TO DO
Each line in the entries below that holds the string "detta" is to be listed.
BEGIN DATA
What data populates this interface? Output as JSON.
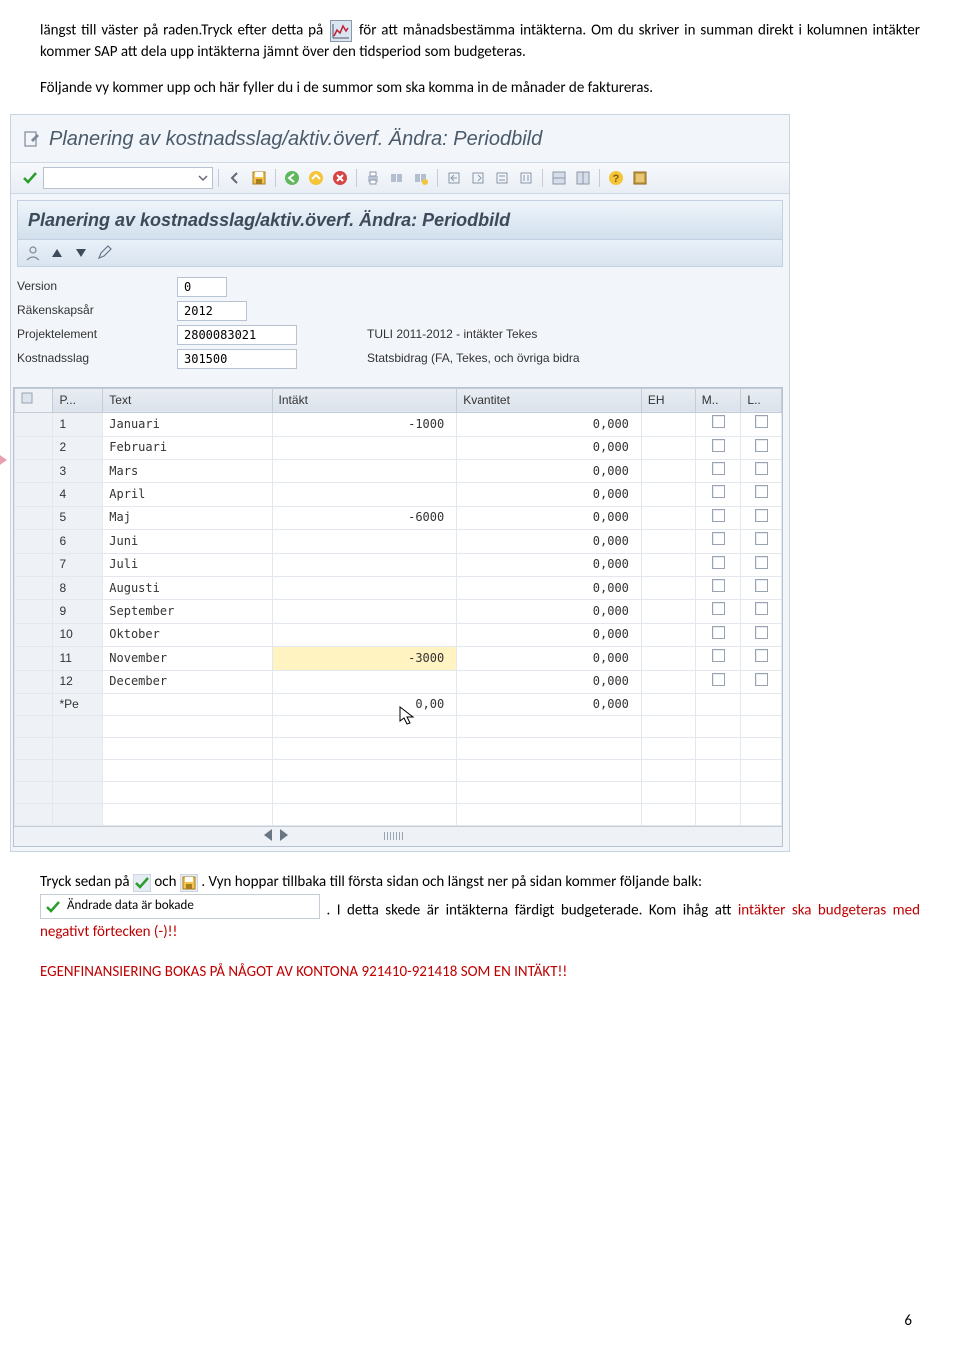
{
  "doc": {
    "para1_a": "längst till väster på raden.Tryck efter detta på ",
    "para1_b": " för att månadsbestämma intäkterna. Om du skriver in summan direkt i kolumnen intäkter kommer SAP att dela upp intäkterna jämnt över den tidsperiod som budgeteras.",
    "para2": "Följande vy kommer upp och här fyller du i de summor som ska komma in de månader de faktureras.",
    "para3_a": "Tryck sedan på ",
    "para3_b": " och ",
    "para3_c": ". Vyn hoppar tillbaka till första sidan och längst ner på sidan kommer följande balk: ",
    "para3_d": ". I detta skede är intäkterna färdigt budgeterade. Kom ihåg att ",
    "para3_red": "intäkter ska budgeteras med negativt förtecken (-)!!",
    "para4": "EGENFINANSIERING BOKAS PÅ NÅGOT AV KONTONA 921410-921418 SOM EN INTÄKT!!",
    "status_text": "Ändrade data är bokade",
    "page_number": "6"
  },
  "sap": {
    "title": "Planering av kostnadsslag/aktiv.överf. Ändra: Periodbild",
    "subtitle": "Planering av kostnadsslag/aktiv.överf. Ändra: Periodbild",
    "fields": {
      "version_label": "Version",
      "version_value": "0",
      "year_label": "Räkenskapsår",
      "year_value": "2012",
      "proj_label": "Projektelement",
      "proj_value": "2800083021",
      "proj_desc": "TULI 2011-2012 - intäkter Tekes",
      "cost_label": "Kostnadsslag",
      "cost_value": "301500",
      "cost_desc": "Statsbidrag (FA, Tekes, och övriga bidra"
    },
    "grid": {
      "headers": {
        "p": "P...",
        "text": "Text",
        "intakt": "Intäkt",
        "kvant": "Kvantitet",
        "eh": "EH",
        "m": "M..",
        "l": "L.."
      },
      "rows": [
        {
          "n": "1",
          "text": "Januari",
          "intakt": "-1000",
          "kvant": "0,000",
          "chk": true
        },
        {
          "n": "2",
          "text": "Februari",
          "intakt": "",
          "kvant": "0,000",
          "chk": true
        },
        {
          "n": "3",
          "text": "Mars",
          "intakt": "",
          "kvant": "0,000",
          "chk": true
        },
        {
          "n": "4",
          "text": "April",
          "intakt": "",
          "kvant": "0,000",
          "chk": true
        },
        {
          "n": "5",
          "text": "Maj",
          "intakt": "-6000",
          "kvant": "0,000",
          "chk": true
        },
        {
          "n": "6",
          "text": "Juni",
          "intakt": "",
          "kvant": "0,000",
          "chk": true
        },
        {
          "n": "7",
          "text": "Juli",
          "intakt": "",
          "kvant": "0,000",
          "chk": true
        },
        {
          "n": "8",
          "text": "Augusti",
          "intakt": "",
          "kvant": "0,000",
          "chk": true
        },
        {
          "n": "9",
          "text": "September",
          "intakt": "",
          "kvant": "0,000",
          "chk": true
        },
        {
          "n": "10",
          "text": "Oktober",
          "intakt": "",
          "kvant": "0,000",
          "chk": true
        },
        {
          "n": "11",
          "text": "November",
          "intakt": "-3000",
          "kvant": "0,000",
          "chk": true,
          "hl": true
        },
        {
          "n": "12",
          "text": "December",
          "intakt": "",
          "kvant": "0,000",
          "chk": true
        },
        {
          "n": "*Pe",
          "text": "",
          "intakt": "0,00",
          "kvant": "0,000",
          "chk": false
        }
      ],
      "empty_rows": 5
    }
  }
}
END DATA
WORKED ANSWER
    "para1_a": "längst till väster på raden.Tryck efter detta på ",
    "para3_d": ". I detta skede är intäkterna färdigt budgeterade. Kom ihåg att ",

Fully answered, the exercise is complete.